» EXERCISE INSTRUCTIONS
Sort through the data and copy the lines holding the word "fonte".

» Collected data entries
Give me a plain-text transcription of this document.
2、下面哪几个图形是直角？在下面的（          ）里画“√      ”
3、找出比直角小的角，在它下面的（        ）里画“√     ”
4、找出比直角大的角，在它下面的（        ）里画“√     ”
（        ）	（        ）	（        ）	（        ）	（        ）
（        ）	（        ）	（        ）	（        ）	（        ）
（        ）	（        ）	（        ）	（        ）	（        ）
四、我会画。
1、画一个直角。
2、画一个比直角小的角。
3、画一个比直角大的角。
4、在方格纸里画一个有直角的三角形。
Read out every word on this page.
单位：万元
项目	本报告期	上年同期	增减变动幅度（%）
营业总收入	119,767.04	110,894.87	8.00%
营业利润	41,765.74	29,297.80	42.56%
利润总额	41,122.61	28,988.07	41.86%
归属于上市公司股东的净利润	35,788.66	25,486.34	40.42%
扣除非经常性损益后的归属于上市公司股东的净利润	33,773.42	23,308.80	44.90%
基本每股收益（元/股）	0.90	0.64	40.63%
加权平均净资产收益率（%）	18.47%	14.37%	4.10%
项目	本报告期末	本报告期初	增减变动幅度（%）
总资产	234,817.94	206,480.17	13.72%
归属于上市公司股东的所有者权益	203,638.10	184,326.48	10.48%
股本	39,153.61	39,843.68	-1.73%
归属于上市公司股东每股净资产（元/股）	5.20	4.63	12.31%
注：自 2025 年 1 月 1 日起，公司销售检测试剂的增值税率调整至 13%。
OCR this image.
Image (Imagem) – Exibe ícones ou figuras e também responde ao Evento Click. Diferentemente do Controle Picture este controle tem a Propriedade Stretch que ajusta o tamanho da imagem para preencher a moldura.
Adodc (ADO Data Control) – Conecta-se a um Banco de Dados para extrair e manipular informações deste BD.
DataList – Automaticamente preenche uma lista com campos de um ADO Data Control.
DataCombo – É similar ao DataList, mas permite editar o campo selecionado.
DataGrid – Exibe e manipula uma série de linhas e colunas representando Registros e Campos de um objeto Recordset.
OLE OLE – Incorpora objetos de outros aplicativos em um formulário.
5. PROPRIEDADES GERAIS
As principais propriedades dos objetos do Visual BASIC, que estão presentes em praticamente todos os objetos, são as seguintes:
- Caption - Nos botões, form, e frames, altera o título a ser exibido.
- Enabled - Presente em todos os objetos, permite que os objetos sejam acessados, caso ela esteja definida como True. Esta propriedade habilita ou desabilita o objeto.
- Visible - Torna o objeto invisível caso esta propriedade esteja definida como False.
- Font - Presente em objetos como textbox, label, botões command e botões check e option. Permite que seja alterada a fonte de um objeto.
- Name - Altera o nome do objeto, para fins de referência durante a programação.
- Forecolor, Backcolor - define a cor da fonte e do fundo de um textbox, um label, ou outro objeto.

» TASK SOLUTION
- Font - Presente em objetos como textbox, label, botões command e botões check e option. Permite que seja alterada a fonte de um objeto.
- Forecolor, Backcolor - define a cor da fonte e do fundo de um textbox, um label, ou outro objeto.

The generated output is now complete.